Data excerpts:

^^^^^^^^

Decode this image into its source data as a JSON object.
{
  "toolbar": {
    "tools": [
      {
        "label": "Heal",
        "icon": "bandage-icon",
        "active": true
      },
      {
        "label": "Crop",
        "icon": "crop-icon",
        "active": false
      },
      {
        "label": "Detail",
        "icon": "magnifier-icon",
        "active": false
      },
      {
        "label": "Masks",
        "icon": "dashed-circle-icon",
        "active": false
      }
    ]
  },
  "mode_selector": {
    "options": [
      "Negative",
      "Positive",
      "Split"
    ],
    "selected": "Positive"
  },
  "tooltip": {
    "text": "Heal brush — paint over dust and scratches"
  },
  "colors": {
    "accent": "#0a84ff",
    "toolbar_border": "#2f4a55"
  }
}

^^^^^^^^

Short problem:
Pull out every line of the entries that includes the word "Heal".

Output of the exercise:
        "label": "Heal",
    "text": "Heal brush — paint over dust and scratches"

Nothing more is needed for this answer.